● **Excerpted records**
§

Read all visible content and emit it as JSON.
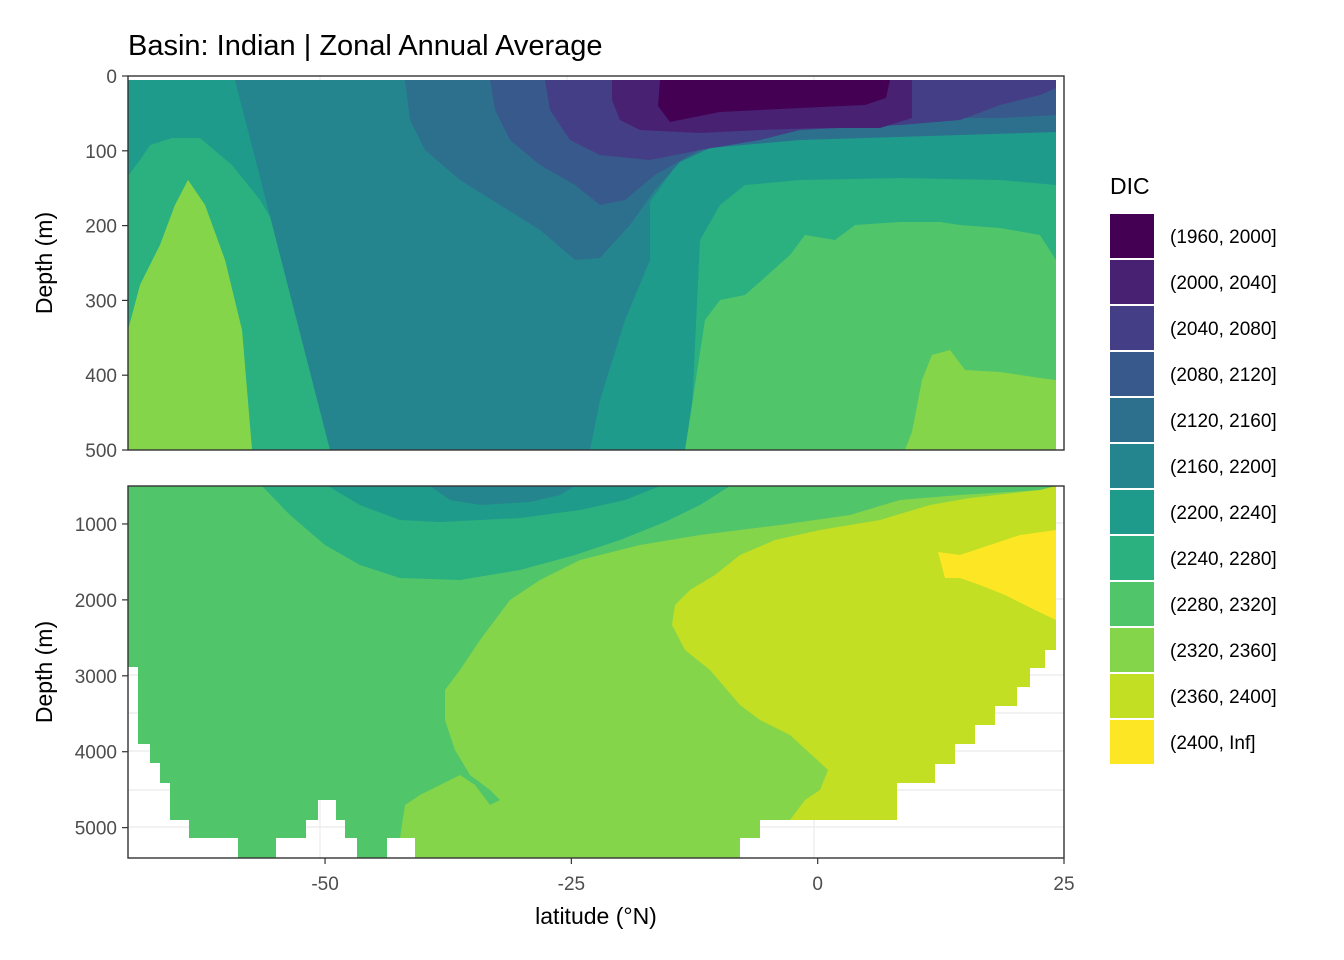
{
  "chart_data": {
    "type": "heatmap",
    "title": "Basin: Indian | Zonal Annual Average",
    "xlabel": "latitude (°N)",
    "ylabel": "Depth (m)",
    "xlim": [
      -70,
      25
    ],
    "x_ticks": [
      -50,
      -25,
      0,
      25
    ],
    "x_tick_labels": [
      "-50",
      "-25",
      "0",
      "25"
    ],
    "panels": [
      {
        "name": "upper",
        "ylim": [
          500,
          0
        ],
        "y_ticks": [
          0,
          100,
          200,
          300,
          400,
          500
        ],
        "y_tick_labels": [
          "0",
          "100",
          "200",
          "300",
          "400",
          "500"
        ]
      },
      {
        "name": "lower",
        "ylim": [
          5400,
          500
        ],
        "y_ticks": [
          1000,
          2000,
          3000,
          4000,
          5000
        ],
        "y_tick_labels": [
          "1000",
          "2000",
          "3000",
          "4000",
          "5000"
        ]
      }
    ],
    "legend": {
      "title": "DIC",
      "position": "right",
      "entries": [
        {
          "label": "(1960, 2000]",
          "color": "#440154"
        },
        {
          "label": "(2000, 2040]",
          "color": "#482173"
        },
        {
          "label": "(2040, 2080]",
          "color": "#433E85"
        },
        {
          "label": "(2080, 2120]",
          "color": "#38598C"
        },
        {
          "label": "(2120, 2160]",
          "color": "#2D708E"
        },
        {
          "label": "(2160, 2200]",
          "color": "#25858E"
        },
        {
          "label": "(2200, 2240]",
          "color": "#1E9B8A"
        },
        {
          "label": "(2240, 2280]",
          "color": "#2BB07F"
        },
        {
          "label": "(2280, 2320]",
          "color": "#51C56A"
        },
        {
          "label": "(2320, 2360]",
          "color": "#85D54A"
        },
        {
          "label": "(2360, 2400]",
          "color": "#C2DF23"
        },
        {
          "label": "(2400, Inf]",
          "color": "#FDE725"
        }
      ]
    },
    "grid": true
  }
}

§

● **Exercise brief**
Locate the lines above that contain "title" and copy them.

● **Response below**
    "title": "Basin: Indian | Zonal Annual Average",
      "title": "DIC",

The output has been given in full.